- **Exercise**:
Type out all the records word for word. Any pictures are to be left out.
[START OF Data provided]
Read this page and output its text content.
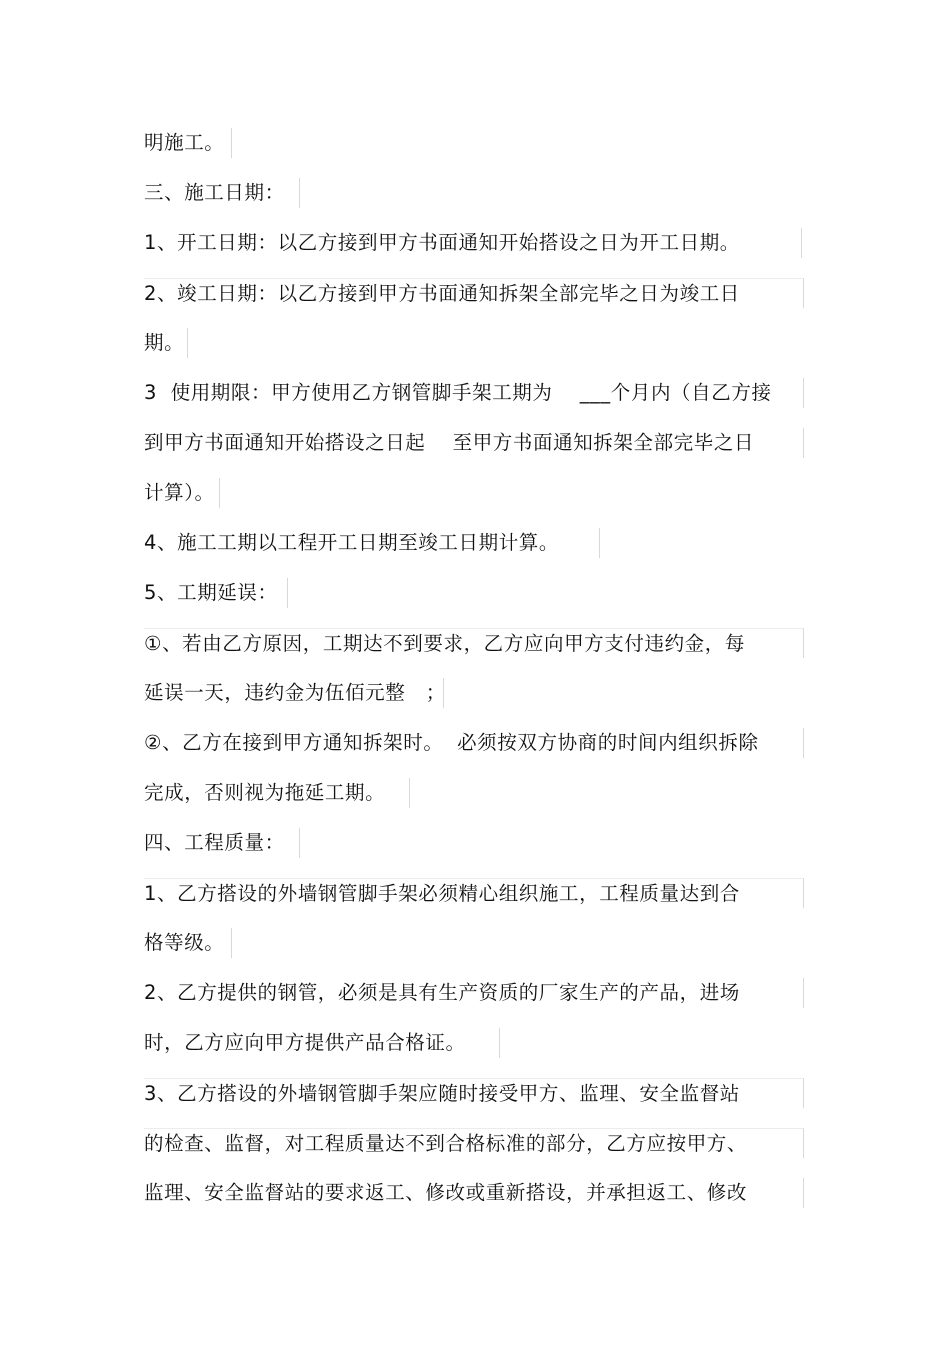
明施工。
三、施工日期：
1、开工日期：以乙方接到甲方书面通知开始搭设之日为开工日期。
2、竣工日期：以乙方接到甲方书面通知拆架全部完毕之日为竣工日
期。
3  使用期限：甲方使用乙方钢管脚手架工期为    ___个月内（自乙方接
到甲方书面通知开始搭设之日起    至甲方书面通知拆架全部完毕之日
计算）。
4、施工工期以工程开工日期至竣工日期计算。
5、工期延误：
①、若由乙方原因，工期达不到要求，乙方应向甲方支付违约金，每
延误一天，违约金为伍佰元整   ；
②、乙方在接到甲方通知拆架时。  必须按双方协商的时间内组织拆除
完成，否则视为拖延工期。
四、工程质量：
1、乙方搭设的外墙钢管脚手架必须精心组织施工，工程质量达到合
格等级。
2、乙方提供的钢管，必须是具有生产资质的厂家生产的产品，进场
时，乙方应向甲方提供产品合格证。
3、乙方搭设的外墙钢管脚手架应随时接受甲方、监理、安全监督站
的检查、监督，对工程质量达不到合格标准的部分，乙方应按甲方、
监理、安全监督站的要求返工、修改或重新搭设，并承担返工、修改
[END OF Data provided]
- **The result**:
Read this page and output its text content.
明施工。
三、施工日期：
1、开工日期：以乙方接到甲方书面通知开始搭设之日为开工日期。
2、竣工日期：以乙方接到甲方书面通知拆架全部完毕之日为竣工日
期。
3  使用期限：甲方使用乙方钢管脚手架工期为    ___个月内（自乙方接
到甲方书面通知开始搭设之日起    至甲方书面通知拆架全部完毕之日
计算）。
4、施工工期以工程开工日期至竣工日期计算。
5、工期延误：
①、若由乙方原因，工期达不到要求，乙方应向甲方支付违约金，每
延误一天，违约金为伍佰元整   ；
②、乙方在接到甲方通知拆架时。  必须按双方协商的时间内组织拆除
完成，否则视为拖延工期。
四、工程质量：
1、乙方搭设的外墙钢管脚手架必须精心组织施工，工程质量达到合
格等级。
2、乙方提供的钢管，必须是具有生产资质的厂家生产的产品，进场
时，乙方应向甲方提供产品合格证。
3、乙方搭设的外墙钢管脚手架应随时接受甲方、监理、安全监督站
的检查、监督，对工程质量达不到合格标准的部分，乙方应按甲方、
监理、安全监督站的要求返工、修改或重新搭设，并承担返工、修改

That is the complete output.